> [Required work]: In the data, extract each line that holds the string "letter".

[begin Data for this exercise]

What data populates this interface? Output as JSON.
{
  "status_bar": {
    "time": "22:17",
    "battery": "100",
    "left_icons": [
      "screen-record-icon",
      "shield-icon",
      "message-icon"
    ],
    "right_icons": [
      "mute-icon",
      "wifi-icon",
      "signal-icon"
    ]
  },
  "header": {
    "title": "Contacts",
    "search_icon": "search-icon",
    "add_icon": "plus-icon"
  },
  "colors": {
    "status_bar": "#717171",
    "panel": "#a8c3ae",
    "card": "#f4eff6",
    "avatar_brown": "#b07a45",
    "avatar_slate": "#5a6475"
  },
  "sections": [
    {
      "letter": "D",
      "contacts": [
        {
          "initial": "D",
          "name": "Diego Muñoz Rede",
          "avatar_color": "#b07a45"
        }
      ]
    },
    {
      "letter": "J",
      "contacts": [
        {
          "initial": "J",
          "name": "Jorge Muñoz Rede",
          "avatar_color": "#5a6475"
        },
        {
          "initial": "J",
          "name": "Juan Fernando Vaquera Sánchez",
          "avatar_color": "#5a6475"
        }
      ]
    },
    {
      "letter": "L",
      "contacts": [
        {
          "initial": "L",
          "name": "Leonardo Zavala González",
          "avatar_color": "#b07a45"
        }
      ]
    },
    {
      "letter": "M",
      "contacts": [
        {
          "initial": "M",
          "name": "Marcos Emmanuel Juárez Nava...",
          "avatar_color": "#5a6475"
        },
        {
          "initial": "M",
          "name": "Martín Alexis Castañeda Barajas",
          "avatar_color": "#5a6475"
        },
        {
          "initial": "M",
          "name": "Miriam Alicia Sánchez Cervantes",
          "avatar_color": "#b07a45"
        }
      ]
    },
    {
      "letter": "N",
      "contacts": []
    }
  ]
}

[end Data for this exercise]

> [Final answer]:
      "letter": "D",
      "letter": "J",
      "letter": "L",
      "letter": "M",
      "letter": "N",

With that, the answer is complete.